Scan the records below. List lines holding "other".

________

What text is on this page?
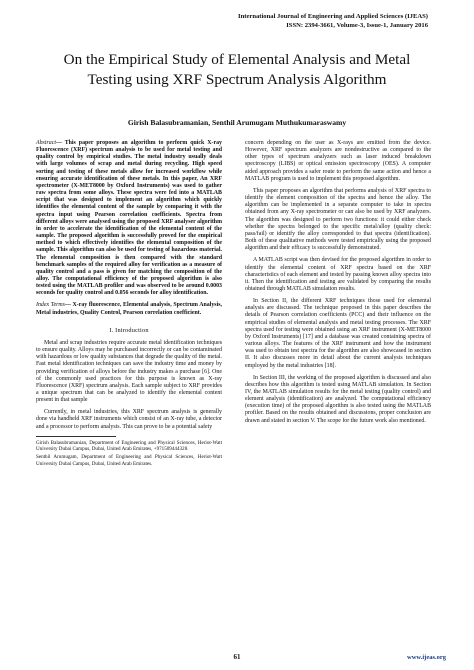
International Journal of Engineering and Applied Sciences (IJEAS)
ISSN: 2394-3661, Volume-3, Issue-1, January 2016
On the Empirical Study of Elemental Analysis and Metal Testing using XRF Spectrum Analysis Algorithm
Girish Balasubramanian, Senthil Arumugam Muthukumaraswamy

Abstract— This paper proposes an algorithm to perform quick X-ray Fluorescence (XRF) spectrum analysis to be used for metal testing and quality control by empirical studies. The metal industry usually deals with large volumes of scrap and metal during recycling. High speed sorting and testing of these metals allow for increased workflow while ensuring accurate identification of these metals. In this paper, An XRF spectrometer (X-MET8000 by Oxford Instruments) was used to gather raw spectra from some alloys. These spectra were fed into a MATLAB script that was designed to implement an algorithm which quickly identifies the elemental content of the sample by comparing it with the spectra input using Pearson correlation coefficients. Spectra from different alloys were analysed using the proposed XRF analyser algorithm in order to accelerate the identification of the elemental content of the sample. The proposed algorithm is successfully proved for the empirical method to which effectively identifies the elemental composition of the sample. This algorithm can also be used for testing of hazardous material. The elemental composition is then compared with the standard benchmark samples of the required alloy for verification as a measure of quality control and a pass is given for matching the composition of the alloy. The computational efficiency of the proposed algorithm is also tested using the MATLAB profiler and was observed to be around 0.0003 seconds for quality control and 0.056 seconds for alloy identification.

Index Terms— X-ray fluorescence, Elemental analysis, Spectrum Analysis, Metal industries, Quality Control, Pearson correlation coefficient.

I. Introduction

Metal and scrap industries require accurate metal identification techniques to ensure quality. Alloys may be purchased incorrectly or can be contaminated with hazardous or low quality substances that degrade the quality of the metal. Fast metal identification techniques can save the industry time and money by providing verification of alloys before the industry makes a purchase [6]. One of the commonly used practices for this purpose is known as X-ray Fluorescence (XRF) spectrum analysis. Each sample subject to XRF provides a unique spectrum that can be analyzed to identify the elemental content present in that sample

Currently, in metal industries, this XRF spectrum analysis is generally done via handheld XRF instruments which consist of an X-ray tube, a detector and a processor to perform analysis. This can prove to be a potential safety

Girish Balasubramanian, Department of Engineering and Physical Sciences, Heriot-Watt University Dubai Campus, Dubai, United Arab Emirates, +971509444328.

Senthil Arumugam, Department of Engineering and Physical Sciences, Heriot-Watt University Dubai Campus, Dubai, United Arab Emirates.

concern depending on the user as X-rays are emitted from the device. However, XRF spectrum analyzers are nondestructive as compared to the other types of spectrum analyzers such as laser induced breakdown spectroscopy (LIBS) or optical emission spectroscopy (OES). A computer aided approach provides a safer route to perform the same action and hence a MATLAB program is used to implement this proposed algorithm.

This paper proposes an algorithm that performs analysis of XRF spectra to identify the element composition of the spectra and hence the alloy. The algorithm can be implemented in a separate computer to take in spectra obtained from any X-ray spectrometer or can also be used by XRF analyzers. The algorithm was designed to perform two functions: it could either check whether the spectra belonged to the specific metal/alloy (quality check: pass/fail) or identify the alloy corresponded to that spectra (identification). Both of these qualitative methods were tested empirically using the proposed algorithm and their efficacy is successfully demonstrated.

A MATLAB script was then devised for the proposed algorithm in order to identify the elemental content of XRF spectra based on the XRF characteristics of each element and tested by passing known alloy spectra into it. Then the identification and testing are validated by comparing the results obtained through MATLAB simulation results.

In Section II, the different XRF techniques those used for elemental analysis are discussed. The technique proposed in this paper describes the details of Pearson correlation coefficients (PCC) and their influence on the empirical studies of elemental analysis and metal testing processes. The XRF spectra used for testing were obtained using an XRF instrument (X-MET8000 by Oxford Instruments) [17] and a database was created containing spectra of various alloys. The features of the XRF instrument and how the instrument was used to obtain test spectra for the algorithm are also showcased in section II. It also discusses more in detail about the current analysis techniques employed by the metal industries [18].

In Section III, the working of the proposed algorithm is discussed and also describes how this algorithm is tested using MATLAB simulation. In Section IV, the MATLAB simulation results for the metal testing (quality control) and element analysis (identification) are analyzed. The computational efficiency (execution time) of the proposed algorithm is also tested using the MATLAB profiler. Based on the results obtained and discussions, proper conclusion are drawn and stated in section V. The scope for the future work also mentioned.

61	www.ijeas.org
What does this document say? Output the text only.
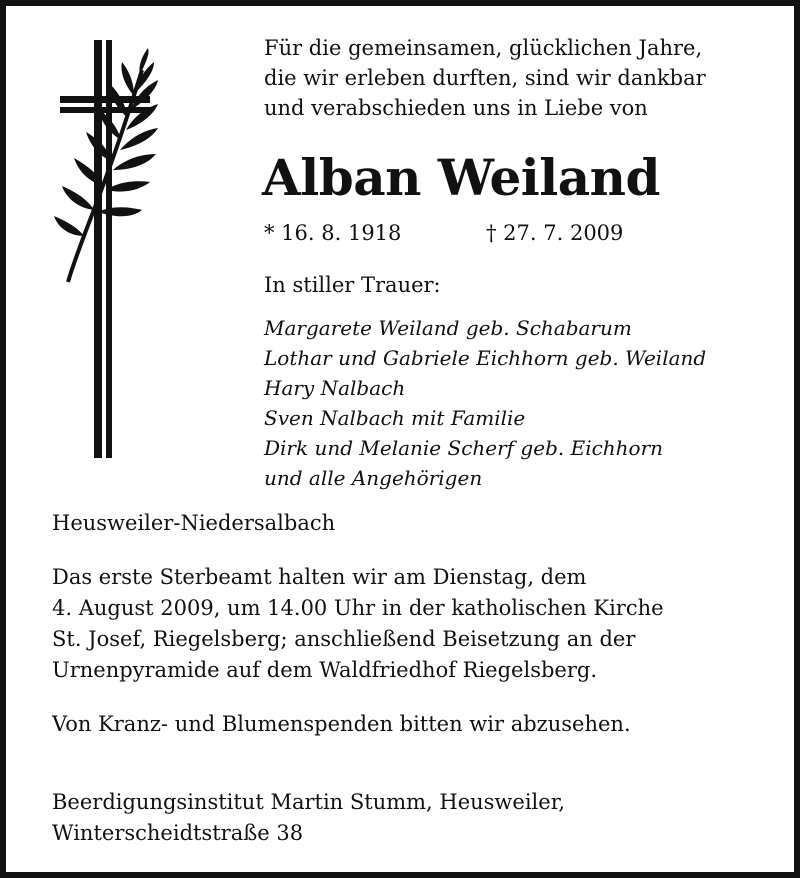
Für die gemeinsamen, glücklichen Jahre,
die wir erleben durften, sind wir dankbar
und verabschieden uns in Liebe von
Alban Weiland
* 16. 8. 1918	† 27. 7. 2009
In stiller Trauer:
Margarete Weiland geb. Schabarum
Lothar und Gabriele Eichhorn geb. Weiland
Hary Nalbach
Sven Nalbach mit Familie
Dirk und Melanie Scherf geb. Eichhorn
und alle Angehörigen
Heusweiler-Niedersalbach
Das erste Sterbeamt halten wir am Dienstag, dem
4. August 2009, um 14.00 Uhr in der katholischen Kirche
St. Josef, Riegelsberg; anschließend Beisetzung an der
Urnenpyramide auf dem Waldfriedhof Riegelsberg.
Von Kranz- und Blumenspenden bitten wir abzusehen.
Beerdigungsinstitut Martin Stumm, Heusweiler,
Winterscheidtstraße 38
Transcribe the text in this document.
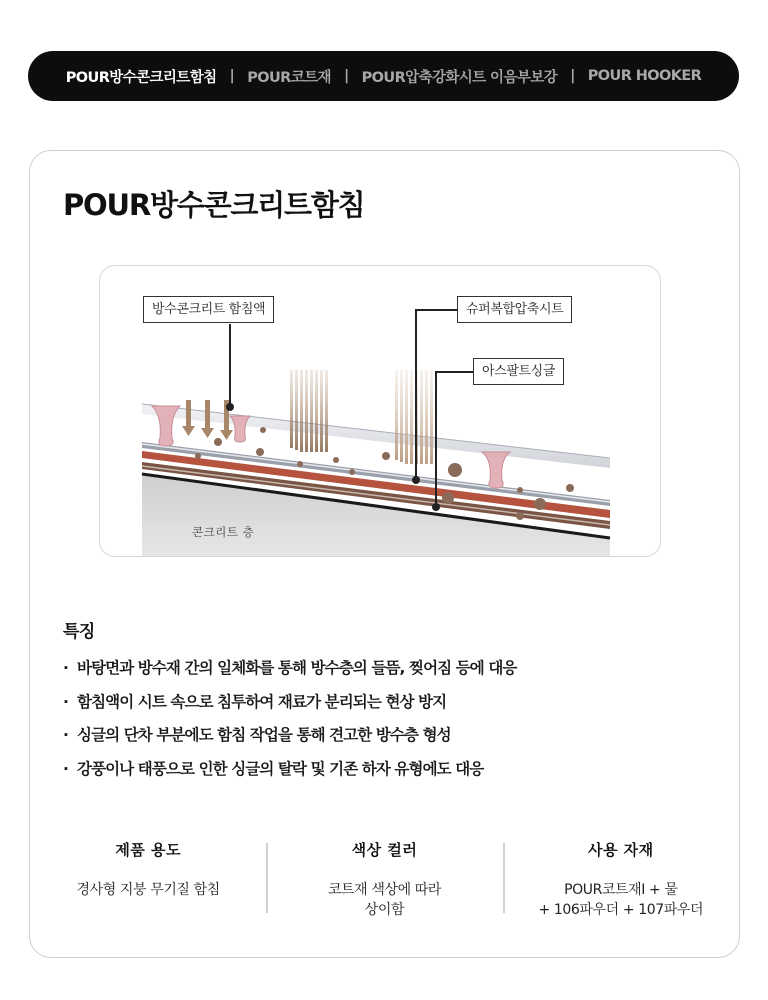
POUR방수콘크리트함침 | POUR코트재 | POUR압축강화시트 이음부보강 | POUR HOOKER
POUR방수콘크리트함침
방수콘크리트 함침액	슈퍼복합압축시트
아스팔트싱글
콘크리트 층
특징
· 바탕면과 방수재 간의 일체화를 통해 방수층의 들뜸, 찢어짐 등에 대응
· 함침액이 시트 속으로 침투하여 재료가 분리되는 현상 방지
· 싱글의 단차 부분에도 함침 작업을 통해 견고한 방수층 형성
· 강풍이나 태풍으로 인한 싱글의 탈락 및 기존 하자 유형에도 대응
제품 용도
경사형 지붕 무기질 함침
색상 컬러
코트재 색상에 따라
상이함
사용 자재
POUR코트재Ⅰ + 물
+ 106파우더 + 107파우더
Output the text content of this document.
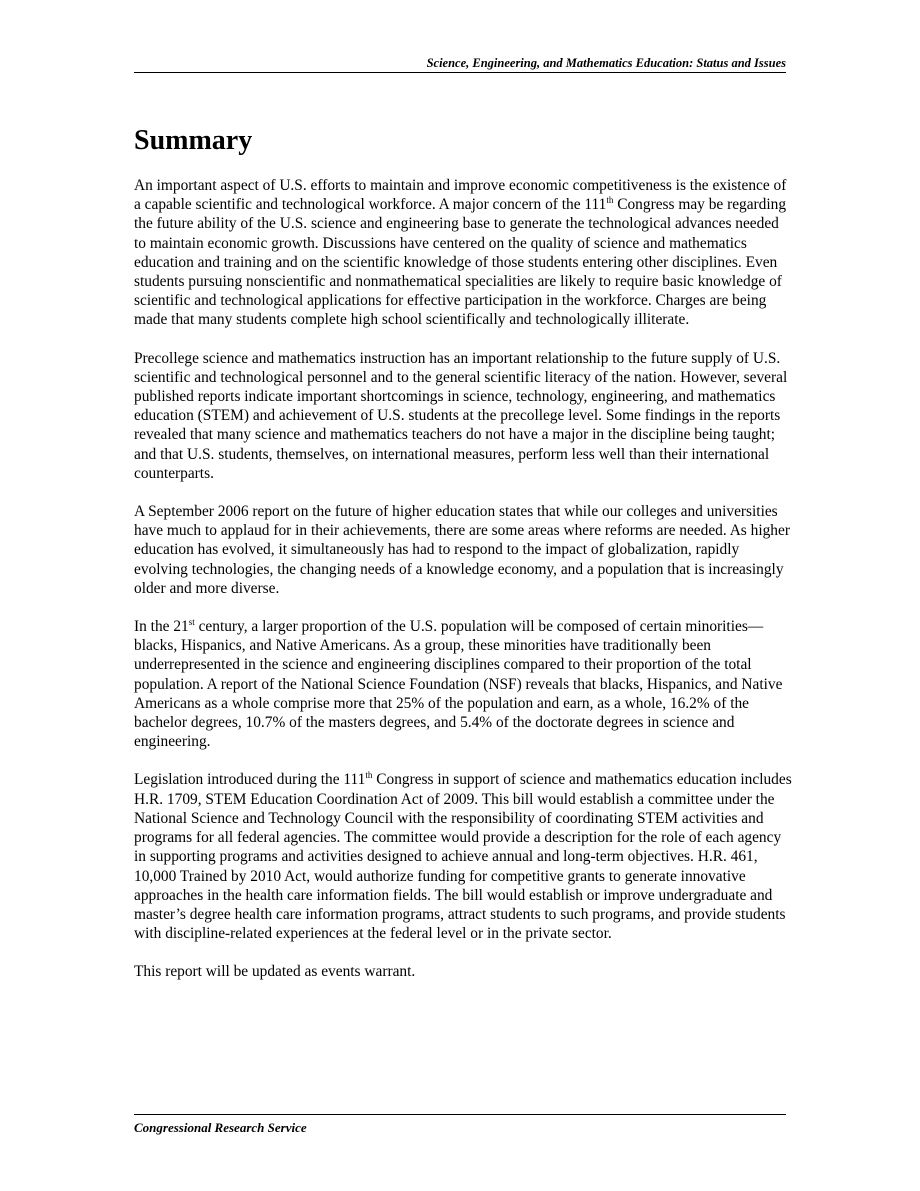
Science, Engineering, and Mathematics Education: Status and Issues
Summary

An important aspect of U.S. efforts to maintain and improve economic competitiveness is the existence of a capable scientific and technological workforce. A major concern of the 111th Congress may be regarding the future ability of the U.S. science and engineering base to generate the technological advances needed to maintain economic growth. Discussions have centered on the quality of science and mathematics education and training and on the scientific knowledge of those students entering other disciplines. Even students pursuing nonscientific and nonmathematical specialities are likely to require basic knowledge of scientific and technological applications for effective participation in the workforce. Charges are being made that many students complete high school scientifically and technologically illiterate.

Precollege science and mathematics instruction has an important relationship to the future supply of U.S. scientific and technological personnel and to the general scientific literacy of the nation. However, several published reports indicate important shortcomings in science, technology, engineering, and mathematics education (STEM) and achievement of U.S. students at the precollege level. Some findings in the reports revealed that many science and mathematics teachers do not have a major in the discipline being taught; and that U.S. students, themselves, on international measures, perform less well than their international counterparts.

A September 2006 report on the future of higher education states that while our colleges and universities have much to applaud for in their achievements, there are some areas where reforms are needed. As higher education has evolved, it simultaneously has had to respond to the impact of globalization, rapidly evolving technologies, the changing needs of a knowledge economy, and a population that is increasingly older and more diverse.

In the 21st century, a larger proportion of the U.S. population will be composed of certain minorities—blacks, Hispanics, and Native Americans. As a group, these minorities have traditionally been underrepresented in the science and engineering disciplines compared to their proportion of the total population. A report of the National Science Foundation (NSF) reveals that blacks, Hispanics, and Native Americans as a whole comprise more that 25% of the population and earn, as a whole, 16.2% of the bachelor degrees, 10.7% of the masters degrees, and 5.4% of the doctorate degrees in science and engineering.

Legislation introduced during the 111th Congress in support of science and mathematics education includes H.R. 1709, STEM Education Coordination Act of 2009. This bill would establish a committee under the National Science and Technology Council with the responsibility of coordinating STEM activities and programs for all federal agencies. The committee would provide a description for the role of each agency in supporting programs and activities designed to achieve annual and long-term objectives. H.R. 461, 10,000 Trained by 2010 Act, would authorize funding for competitive grants to generate innovative approaches in the health care information fields. The bill would establish or improve undergraduate and master’s degree health care information programs, attract students to such programs, and provide students with discipline-related experiences at the federal level or in the private sector.

This report will be updated as events warrant.

Congressional Research Service
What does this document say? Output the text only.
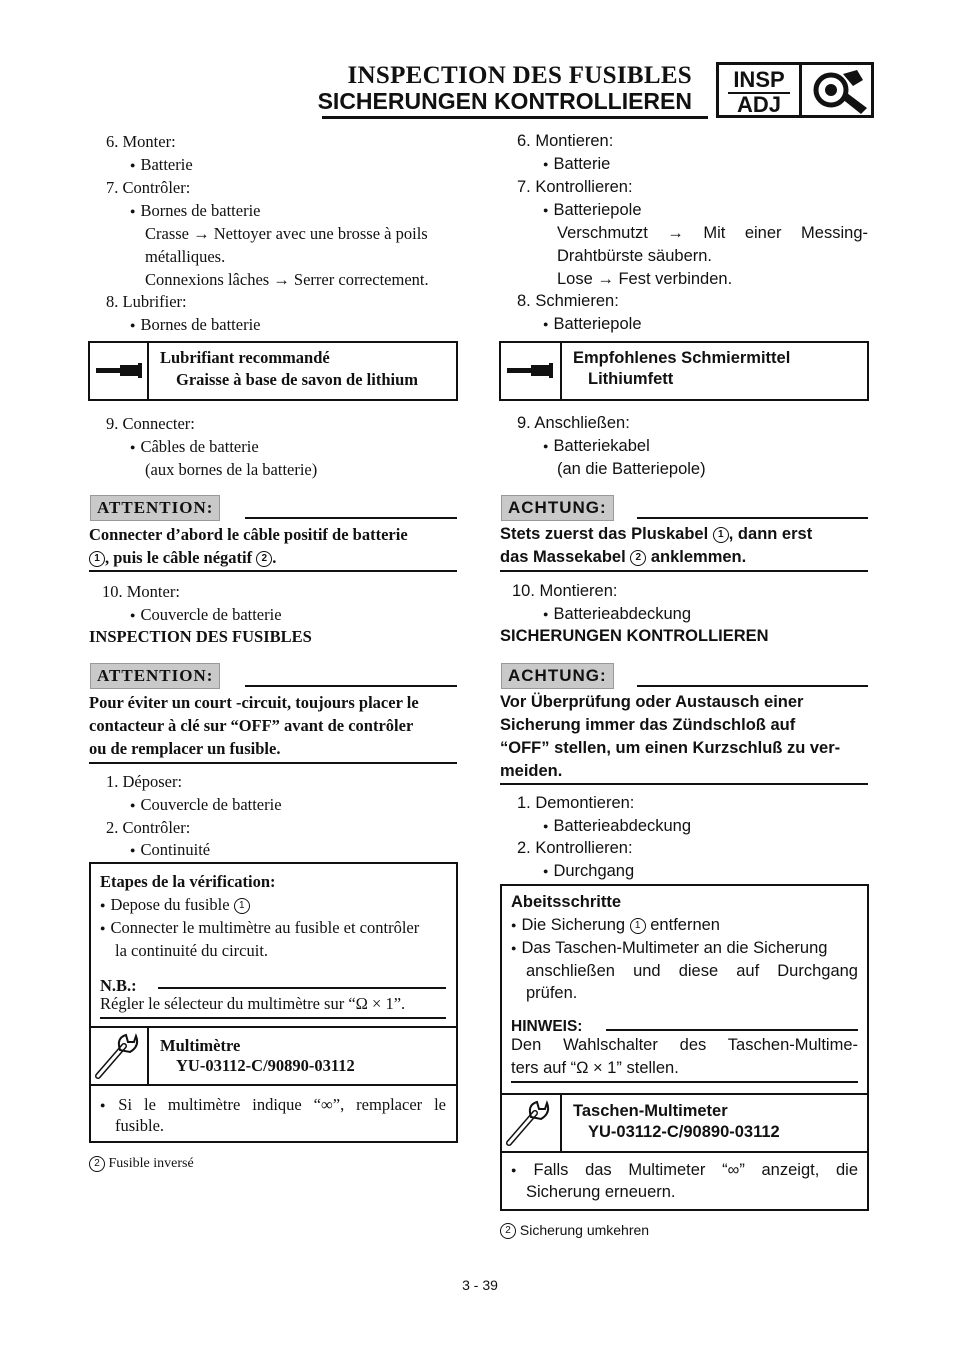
INSPECTION DES FUSIBLES
SICHERUNGEN KONTROLLIEREN
INSP
ADJ
6. Monter:
● Batterie
7. Contrôler:
● Bornes de batterie
Crasse → Nettoyer avec une brosse à poils
métalliques.
Connexions lâches → Serrer correctement.
8. Lubrifier:
● Bornes de batterie
Lubrifiant recommandé
Graisse à base de savon de lithium
9. Connecter:
● Câbles de batterie
(aux bornes de la batterie)
ATTENTION:
Connecter d’abord le câble positif de batterie
1 , puis le câble négatif 2 .
10. Monter:
● Couvercle de batterie
INSPECTION DES FUSIBLES
ATTENTION:
Pour éviter un court -circuit, toujours placer le
contacteur à clé sur “OFF” avant de contrôler
ou de remplacer un fusible.
1. Déposer:
● Couvercle de batterie
2. Contrôler:
● Continuité
Etapes de la vérification:
● Depose du fusible 1
● Connecter le multimètre au fusible et contrôler
la continuité du circuit.
N.B.:
Régler le sélecteur du multimètre sur “Ω × 1”.
Multimètre
YU-03112-C/90890-03112
● Si le multimètre indique “∞”, remplacer le
fusible.
2 Fusible inversé
6. Montieren:
● Batterie
7. Kontrollieren:
● Batteriepole
Verschmutzt → Mit einer Messing-
Drahtbürste säubern.
Lose → Fest verbinden.
8. Schmieren:
● Batteriepole
Empfohlenes Schmiermittel
Lithiumfett
9. Anschließen:
● Batteriekabel
(an die Batteriepole)
ACHTUNG:
Stets zuerst das Pluskabel 1 , dann erst
das Massekabel 2 anklemmen.
10. Montieren:
● Batterieabdeckung
SICHERUNGEN KONTROLLIEREN
ACHTUNG:
Vor Überprüfung oder Austausch einer
Sicherung immer das Zündschloß auf
“OFF” stellen, um einen Kurzschluß zu ver-
meiden.
1. Demontieren:
● Batterieabdeckung
2. Kontrollieren:
● Durchgang
Abeitsschritte
● Die Sicherung 1 entfernen
● Das Taschen-Multimeter an die Sicherung
anschließen und diese auf Durchgang
prüfen.
HINWEIS:
Den Wahlschalter des Taschen-Multime-
ters auf “Ω × 1” stellen.
Taschen-Multimeter
YU-03112-C/90890-03112
● Falls das Multimeter “∞” anzeigt, die
Sicherung erneuern.
2 Sicherung umkehren
3 - 39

________

## Solution below
concern depending on the user as X-rays are emitted from the device. However, XRF spectrum analyzers are nondestructive as compared to the other types of spectrum analyzers such as laser induced breakdown spectroscopy (LIBS) or optical emission spectroscopy (OES). A computer aided approach provides a safer route to perform the same action and hence a MATLAB program is used to implement this proposed algorithm.
An important aspect of U.S. efforts to maintain and improve economic competitiveness is the existence of a capable scientific and technological workforce. A major concern of the 111th Congress may be regarding the future ability of the U.S. science and engineering base to generate the technological advances needed to maintain economic growth. Discussions have centered on the quality of science and mathematics education and training and on the scientific knowledge of those students entering other disciplines. Even students pursuing nonscientific and nonmathematical specialities are likely to require basic knowledge of scientific and technological applications for effective participation in the workforce. Charges are being made that many students complete high school scientifically and technologically illiterate.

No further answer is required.